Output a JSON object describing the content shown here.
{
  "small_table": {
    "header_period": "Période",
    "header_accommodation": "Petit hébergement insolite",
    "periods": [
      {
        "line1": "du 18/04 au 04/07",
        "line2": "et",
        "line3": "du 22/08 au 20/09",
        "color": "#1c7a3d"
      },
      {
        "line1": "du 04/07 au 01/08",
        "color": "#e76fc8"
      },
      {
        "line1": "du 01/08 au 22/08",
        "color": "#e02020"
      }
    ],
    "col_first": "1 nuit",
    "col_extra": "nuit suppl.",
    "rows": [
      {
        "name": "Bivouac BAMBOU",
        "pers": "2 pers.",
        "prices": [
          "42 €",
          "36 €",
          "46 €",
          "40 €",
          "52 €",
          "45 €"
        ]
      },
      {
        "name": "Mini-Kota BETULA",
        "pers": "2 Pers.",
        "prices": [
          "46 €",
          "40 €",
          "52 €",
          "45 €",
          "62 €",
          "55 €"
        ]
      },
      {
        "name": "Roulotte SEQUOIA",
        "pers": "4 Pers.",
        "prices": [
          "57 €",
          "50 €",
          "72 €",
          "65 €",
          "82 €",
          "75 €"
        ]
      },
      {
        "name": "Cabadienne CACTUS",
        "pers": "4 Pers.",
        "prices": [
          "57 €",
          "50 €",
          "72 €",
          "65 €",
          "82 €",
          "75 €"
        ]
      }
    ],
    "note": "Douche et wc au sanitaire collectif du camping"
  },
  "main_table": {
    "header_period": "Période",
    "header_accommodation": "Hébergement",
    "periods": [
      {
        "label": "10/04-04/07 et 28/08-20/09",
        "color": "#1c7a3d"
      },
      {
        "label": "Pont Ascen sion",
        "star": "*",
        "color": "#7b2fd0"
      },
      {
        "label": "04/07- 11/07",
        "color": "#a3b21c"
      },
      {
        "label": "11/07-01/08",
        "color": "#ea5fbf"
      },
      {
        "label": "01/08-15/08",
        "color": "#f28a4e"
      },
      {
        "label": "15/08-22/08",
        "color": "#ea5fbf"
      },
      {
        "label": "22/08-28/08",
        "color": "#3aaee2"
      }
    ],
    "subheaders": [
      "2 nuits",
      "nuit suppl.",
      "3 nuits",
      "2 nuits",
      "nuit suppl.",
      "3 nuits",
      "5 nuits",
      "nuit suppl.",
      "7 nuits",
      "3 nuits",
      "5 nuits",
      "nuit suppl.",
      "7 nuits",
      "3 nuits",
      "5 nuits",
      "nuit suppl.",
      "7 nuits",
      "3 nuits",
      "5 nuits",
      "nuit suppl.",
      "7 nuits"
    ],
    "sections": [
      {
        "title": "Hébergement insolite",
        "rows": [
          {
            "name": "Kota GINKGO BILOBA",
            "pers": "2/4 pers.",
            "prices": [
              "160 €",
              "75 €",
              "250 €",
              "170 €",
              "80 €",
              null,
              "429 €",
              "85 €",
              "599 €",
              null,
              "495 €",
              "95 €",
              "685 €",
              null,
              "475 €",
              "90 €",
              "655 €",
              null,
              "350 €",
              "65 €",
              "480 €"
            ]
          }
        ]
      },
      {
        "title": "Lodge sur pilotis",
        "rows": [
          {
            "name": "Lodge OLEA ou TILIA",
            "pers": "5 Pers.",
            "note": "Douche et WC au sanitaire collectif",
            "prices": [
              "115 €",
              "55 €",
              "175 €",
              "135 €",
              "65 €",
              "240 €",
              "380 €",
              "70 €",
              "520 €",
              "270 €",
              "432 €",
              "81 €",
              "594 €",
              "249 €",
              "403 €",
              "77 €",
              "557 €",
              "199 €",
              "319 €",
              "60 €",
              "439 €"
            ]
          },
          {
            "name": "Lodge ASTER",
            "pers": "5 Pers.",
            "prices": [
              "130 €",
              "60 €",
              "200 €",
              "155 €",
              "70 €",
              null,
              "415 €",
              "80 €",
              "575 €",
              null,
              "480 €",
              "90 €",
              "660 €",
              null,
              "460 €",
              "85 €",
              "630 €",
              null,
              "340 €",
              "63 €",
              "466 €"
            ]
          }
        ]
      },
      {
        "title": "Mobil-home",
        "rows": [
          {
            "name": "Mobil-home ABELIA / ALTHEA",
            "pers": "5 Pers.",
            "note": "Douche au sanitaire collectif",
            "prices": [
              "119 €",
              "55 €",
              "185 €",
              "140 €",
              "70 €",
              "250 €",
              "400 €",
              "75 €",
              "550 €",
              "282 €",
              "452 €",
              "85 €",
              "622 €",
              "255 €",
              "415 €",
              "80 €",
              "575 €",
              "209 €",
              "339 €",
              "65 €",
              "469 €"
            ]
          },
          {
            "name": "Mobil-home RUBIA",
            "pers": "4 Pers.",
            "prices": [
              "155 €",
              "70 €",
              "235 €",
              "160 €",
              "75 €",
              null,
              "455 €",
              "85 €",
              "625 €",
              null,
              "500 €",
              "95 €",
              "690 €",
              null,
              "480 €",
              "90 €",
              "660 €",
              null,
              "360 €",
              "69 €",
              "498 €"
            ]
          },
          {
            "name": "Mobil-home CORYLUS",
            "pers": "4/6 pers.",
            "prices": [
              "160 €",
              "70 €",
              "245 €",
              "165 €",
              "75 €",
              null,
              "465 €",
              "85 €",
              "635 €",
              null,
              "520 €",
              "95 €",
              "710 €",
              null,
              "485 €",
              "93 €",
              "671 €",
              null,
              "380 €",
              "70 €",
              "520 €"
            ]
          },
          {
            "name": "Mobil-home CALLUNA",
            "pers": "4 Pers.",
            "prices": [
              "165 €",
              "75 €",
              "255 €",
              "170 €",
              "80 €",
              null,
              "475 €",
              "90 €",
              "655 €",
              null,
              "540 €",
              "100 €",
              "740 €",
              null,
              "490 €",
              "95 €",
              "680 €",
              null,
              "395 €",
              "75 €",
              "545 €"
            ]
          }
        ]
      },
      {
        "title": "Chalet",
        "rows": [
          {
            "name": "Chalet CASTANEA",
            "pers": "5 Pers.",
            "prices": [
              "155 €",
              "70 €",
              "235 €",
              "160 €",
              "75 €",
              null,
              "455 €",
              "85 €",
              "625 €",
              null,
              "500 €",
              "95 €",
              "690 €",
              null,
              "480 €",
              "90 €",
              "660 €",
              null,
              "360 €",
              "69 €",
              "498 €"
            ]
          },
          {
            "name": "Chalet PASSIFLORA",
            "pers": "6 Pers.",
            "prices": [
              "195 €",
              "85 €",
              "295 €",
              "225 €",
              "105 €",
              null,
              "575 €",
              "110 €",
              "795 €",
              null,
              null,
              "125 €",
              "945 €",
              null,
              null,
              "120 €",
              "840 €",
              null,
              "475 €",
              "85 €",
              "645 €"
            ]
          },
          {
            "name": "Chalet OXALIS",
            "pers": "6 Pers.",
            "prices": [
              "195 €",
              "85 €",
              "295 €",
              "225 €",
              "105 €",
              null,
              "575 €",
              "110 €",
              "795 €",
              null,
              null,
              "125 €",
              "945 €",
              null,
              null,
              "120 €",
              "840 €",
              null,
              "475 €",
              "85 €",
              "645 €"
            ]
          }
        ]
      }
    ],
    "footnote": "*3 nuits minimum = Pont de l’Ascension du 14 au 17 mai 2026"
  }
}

----------------

_DIRECTIONS FOR THIS TASK_: Each of the records should be retyped exactly.

_ANSWER TO THE TASK_:
Output a JSON object describing the content shown here.
{
  "small_table": {
    "header_period": "Période",
    "header_accommodation": "Petit hébergement insolite",
    "periods": [
      {
        "line1": "du 18/04 au 04/07",
        "line2": "et",
        "line3": "du 22/08 au 20/09",
        "color": "#1c7a3d"
      },
      {
        "line1": "du 04/07 au 01/08",
        "color": "#e76fc8"
      },
      {
        "line1": "du 01/08 au 22/08",
        "color": "#e02020"
      }
    ],
    "col_first": "1 nuit",
    "col_extra": "nuit suppl.",
    "rows": [
      {
        "name": "Bivouac BAMBOU",
        "pers": "2 pers.",
        "prices": [
          "42 €",
          "36 €",
          "46 €",
          "40 €",
          "52 €",
          "45 €"
        ]
      },
      {
        "name": "Mini-Kota BETULA",
        "pers": "2 Pers.",
        "prices": [
          "46 €",
          "40 €",
          "52 €",
          "45 €",
          "62 €",
          "55 €"
        ]
      },
      {
        "name": "Roulotte SEQUOIA",
        "pers": "4 Pers.",
        "prices": [
          "57 €",
          "50 €",
          "72 €",
          "65 €",
          "82 €",
          "75 €"
        ]
      },
      {
        "name": "Cabadienne CACTUS",
        "pers": "4 Pers.",
        "prices": [
          "57 €",
          "50 €",
          "72 €",
          "65 €",
          "82 €",
          "75 €"
        ]
      }
    ],
    "note": "Douche et wc au sanitaire collectif du camping"
  },
  "main_table": {
    "header_period": "Période",
    "header_accommodation": "Hébergement",
    "periods": [
      {
        "label": "10/04-04/07 et 28/08-20/09",
        "color": "#1c7a3d"
      },
      {
        "label": "Pont Ascen sion",
        "star": "*",
        "color": "#7b2fd0"
      },
      {
        "label": "04/07- 11/07",
        "color": "#a3b21c"
      },
      {
        "label": "11/07-01/08",
        "color": "#ea5fbf"
      },
      {
        "label": "01/08-15/08",
        "color": "#f28a4e"
      },
      {
        "label": "15/08-22/08",
        "color": "#ea5fbf"
      },
      {
        "label": "22/08-28/08",
        "color": "#3aaee2"
      }
    ],
    "subheaders": [
      "2 nuits",
      "nuit suppl.",
      "3 nuits",
      "2 nuits",
      "nuit suppl.",
      "3 nuits",
      "5 nuits",
      "nuit suppl.",
      "7 nuits",
      "3 nuits",
      "5 nuits",
      "nuit suppl.",
      "7 nuits",
      "3 nuits",
      "5 nuits",
      "nuit suppl.",
      "7 nuits",
      "3 nuits",
      "5 nuits",
      "nuit suppl.",
      "7 nuits"
    ],
    "sections": [
      {
        "title": "Hébergement insolite",
        "rows": [
          {
            "name": "Kota GINKGO BILOBA",
            "pers": "2/4 pers.",
            "prices": [
              "160 €",
              "75 €",
              "250 €",
              "170 €",
              "80 €",
              null,
              "429 €",
              "85 €",
              "599 €",
              null,
              "495 €",
              "95 €",
              "685 €",
              null,
              "475 €",
              "90 €",
              "655 €",
              null,
              "350 €",
              "65 €",
              "480 €"
            ]
          }
        ]
      },
      {
        "title": "Lodge sur pilotis",
        "rows": [
          {
            "name": "Lodge OLEA ou TILIA",
            "pers": "5 Pers.",
            "note": "Douche et WC au sanitaire collectif",
            "prices": [
              "115 €",
              "55 €",
              "175 €",
              "135 €",
              "65 €",
              "240 €",
              "380 €",
              "70 €",
              "520 €",
              "270 €",
              "432 €",
              "81 €",
              "594 €",
              "249 €",
              "403 €",
              "77 €",
              "557 €",
              "199 €",
              "319 €",
              "60 €",
              "439 €"
            ]
          },
          {
            "name": "Lodge ASTER",
            "pers": "5 Pers.",
            "prices": [
              "130 €",
              "60 €",
              "200 €",
              "155 €",
              "70 €",
              null,
              "415 €",
              "80 €",
              "575 €",
              null,
              "480 €",
              "90 €",
              "660 €",
              null,
              "460 €",
              "85 €",
              "630 €",
              null,
              "340 €",
              "63 €",
              "466 €"
            ]
          }
        ]
      },
      {
        "title": "Mobil-home",
        "rows": [
          {
            "name": "Mobil-home ABELIA / ALTHEA",
            "pers": "5 Pers.",
            "note": "Douche au sanitaire collectif",
            "prices": [
              "119 €",
              "55 €",
              "185 €",
              "140 €",
              "70 €",
              "250 €",
              "400 €",
              "75 €",
              "550 €",
              "282 €",
              "452 €",
              "85 €",
              "622 €",
              "255 €",
              "415 €",
              "80 €",
              "575 €",
              "209 €",
              "339 €",
              "65 €",
              "469 €"
            ]
          },
          {
            "name": "Mobil-home RUBIA",
            "pers": "4 Pers.",
            "prices": [
              "155 €",
              "70 €",
              "235 €",
              "160 €",
              "75 €",
              null,
              "455 €",
              "85 €",
              "625 €",
              null,
              "500 €",
              "95 €",
              "690 €",
              null,
              "480 €",
              "90 €",
              "660 €",
              null,
              "360 €",
              "69 €",
              "498 €"
            ]
          },
          {
            "name": "Mobil-home CORYLUS",
            "pers": "4/6 pers.",
            "prices": [
              "160 €",
              "70 €",
              "245 €",
              "165 €",
              "75 €",
              null,
              "465 €",
              "85 €",
              "635 €",
              null,
              "520 €",
              "95 €",
              "710 €",
              null,
              "485 €",
              "93 €",
              "671 €",
              null,
              "380 €",
              "70 €",
              "520 €"
            ]
          },
          {
            "name": "Mobil-home CALLUNA",
            "pers": "4 Pers.",
            "prices": [
              "165 €",
              "75 €",
              "255 €",
              "170 €",
              "80 €",
              null,
              "475 €",
              "90 €",
              "655 €",
              null,
              "540 €",
              "100 €",
              "740 €",
              null,
              "490 €",
              "95 €",
              "680 €",
              null,
              "395 €",
              "75 €",
              "545 €"
            ]
          }
        ]
      },
      {
        "title": "Chalet",
        "rows": [
          {
            "name": "Chalet CASTANEA",
            "pers": "5 Pers.",
            "prices": [
              "155 €",
              "70 €",
              "235 €",
              "160 €",
              "75 €",
              null,
              "455 €",
              "85 €",
              "625 €",
              null,
              "500 €",
              "95 €",
              "690 €",
              null,
              "480 €",
              "90 €",
              "660 €",
              null,
              "360 €",
              "69 €",
              "498 €"
            ]
          },
          {
            "name": "Chalet PASSIFLORA",
            "pers": "6 Pers.",
            "prices": [
              "195 €",
              "85 €",
              "295 €",
              "225 €",
              "105 €",
              null,
              "575 €",
              "110 €",
              "795 €",
              null,
              null,
              "125 €",
              "945 €",
              null,
              null,
              "120 €",
              "840 €",
              null,
              "475 €",
              "85 €",
              "645 €"
            ]
          },
          {
            "name": "Chalet OXALIS",
            "pers": "6 Pers.",
            "prices": [
              "195 €",
              "85 €",
              "295 €",
              "225 €",
              "105 €",
              null,
              "575 €",
              "110 €",
              "795 €",
              null,
              null,
              "125 €",
              "945 €",
              null,
              null,
              "120 €",
              "840 €",
              null,
              "475 €",
              "85 €",
              "645 €"
            ]
          }
        ]
      }
    ],
    "footnote": "*3 nuits minimum = Pont de l’Ascension du 14 au 17 mai 2026"
  }
}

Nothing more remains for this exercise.